:: WHAT NEEDS TO BE DONE ::
Reproduce every line of the material below verbatim, omitting the pictures.
-- START OF RECORDS PROVIDED --
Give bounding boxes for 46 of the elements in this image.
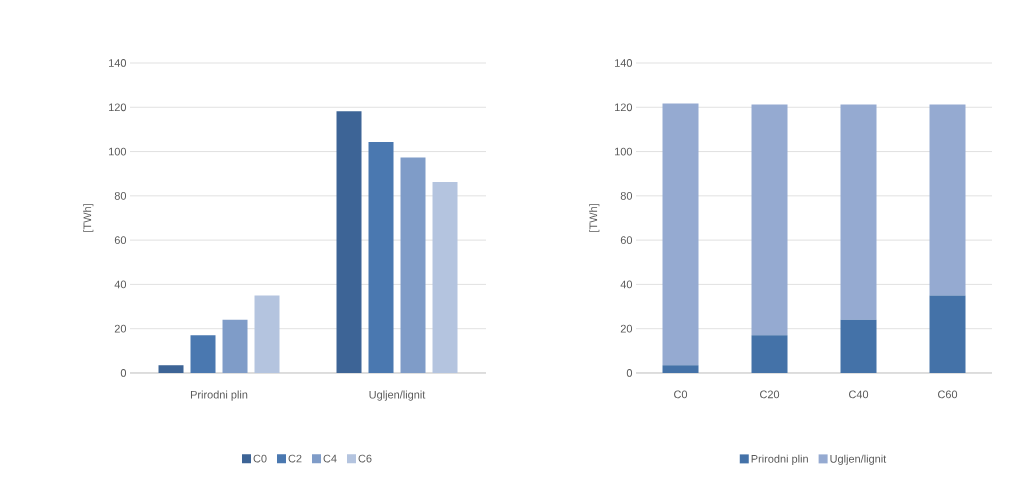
bar <box>158 365 184 373</box>
legend-label: C0 <box>253 454 267 463</box>
bar <box>336 111 362 373</box>
x-tick-label: C0 <box>674 390 688 399</box>
bar <box>662 365 699 373</box>
legend-label: C4 <box>323 454 337 463</box>
x-tick-label: C20 <box>760 390 780 399</box>
bar <box>840 104 877 320</box>
bar <box>662 103 699 366</box>
x-tick-label: Ugljen/lignit <box>369 390 426 401</box>
y-tick-label: 60 <box>620 236 633 245</box>
bar <box>254 295 280 373</box>
y-tick-label: 140 <box>615 59 633 67</box>
y-tick-label: 120 <box>615 103 633 112</box>
y-tick-label: 0 <box>626 369 633 377</box>
bar <box>751 335 788 373</box>
legend-label: Prirodni plin <box>751 454 808 465</box>
bar <box>400 157 426 373</box>
bar <box>929 104 966 296</box>
y-tick-label: 60 <box>114 236 127 245</box>
y-tick-label: 40 <box>620 280 633 289</box>
y-tick-label: 80 <box>620 191 633 200</box>
y-tick-label: 20 <box>114 324 127 333</box>
x-tick-label: Prirodni plin <box>190 390 248 401</box>
y-tick-label: 100 <box>615 147 633 156</box>
bar <box>751 104 788 336</box>
y-axis-title: [TWh] <box>83 204 94 232</box>
bar <box>432 181 458 373</box>
y-tick-label: 0 <box>120 369 127 377</box>
bar <box>222 319 248 373</box>
y-tick-label: 140 <box>109 59 127 67</box>
y-tick-label: 120 <box>109 103 127 112</box>
x-tick-label: C40 <box>849 390 869 399</box>
legend-label: C6 <box>358 454 372 463</box>
bar <box>840 319 877 373</box>
bar <box>929 295 966 373</box>
y-tick-label: 80 <box>114 191 127 200</box>
legend-label: Ugljen/lignit <box>830 454 887 465</box>
y-tick-label: 100 <box>109 147 127 156</box>
y-axis-title: [TWh] <box>589 204 600 232</box>
x-tick-label: C60 <box>938 390 958 399</box>
legend-label: C2 <box>288 454 302 463</box>
y-tick-label: 40 <box>114 280 127 289</box>
bar <box>190 335 216 373</box>
bar <box>368 142 394 373</box>
y-tick-label: 20 <box>620 324 633 333</box>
-- END OF RECORDS PROVIDED --
:: FINISHED EXERCISE ::
Give bounding boxes for 46 of the elements in this image.
bar <box>158 365 184 373</box>
legend-label: C0 <box>253 454 267 463</box>
bar <box>336 111 362 373</box>
x-tick-label: C0 <box>674 390 688 399</box>
bar <box>662 365 699 373</box>
legend-label: C4 <box>323 454 337 463</box>
x-tick-label: C20 <box>760 390 780 399</box>
bar <box>840 104 877 320</box>
bar <box>662 103 699 366</box>
x-tick-label: Ugljen/lignit <box>369 390 426 401</box>
y-tick-label: 60 <box>620 236 633 245</box>
bar <box>254 295 280 373</box>
y-tick-label: 140 <box>615 59 633 67</box>
y-tick-label: 120 <box>615 103 633 112</box>
y-tick-label: 0 <box>626 369 633 377</box>
bar <box>751 335 788 373</box>
legend-label: Prirodni plin <box>751 454 808 465</box>
bar <box>400 157 426 373</box>
bar <box>929 104 966 296</box>
y-tick-label: 60 <box>114 236 127 245</box>
y-tick-label: 40 <box>620 280 633 289</box>
y-tick-label: 80 <box>620 191 633 200</box>
y-tick-label: 20 <box>114 324 127 333</box>
x-tick-label: Prirodni plin <box>190 390 248 401</box>
y-tick-label: 100 <box>615 147 633 156</box>
bar <box>751 104 788 336</box>
y-axis-title: [TWh] <box>83 204 94 232</box>
bar <box>432 181 458 373</box>
y-tick-label: 0 <box>120 369 127 377</box>
bar <box>222 319 248 373</box>
y-tick-label: 140 <box>109 59 127 67</box>
y-tick-label: 120 <box>109 103 127 112</box>
x-tick-label: C40 <box>849 390 869 399</box>
legend-label: C6 <box>358 454 372 463</box>
bar <box>840 319 877 373</box>
bar <box>929 295 966 373</box>
y-tick-label: 80 <box>114 191 127 200</box>
legend-label: Ugljen/lignit <box>830 454 887 465</box>
y-tick-label: 100 <box>109 147 127 156</box>
y-axis-title: [TWh] <box>589 204 600 232</box>
x-tick-label: C60 <box>938 390 958 399</box>
legend-label: C2 <box>288 454 302 463</box>
y-tick-label: 40 <box>114 280 127 289</box>
bar <box>190 335 216 373</box>
bar <box>368 142 394 373</box>
y-tick-label: 20 <box>620 324 633 333</box>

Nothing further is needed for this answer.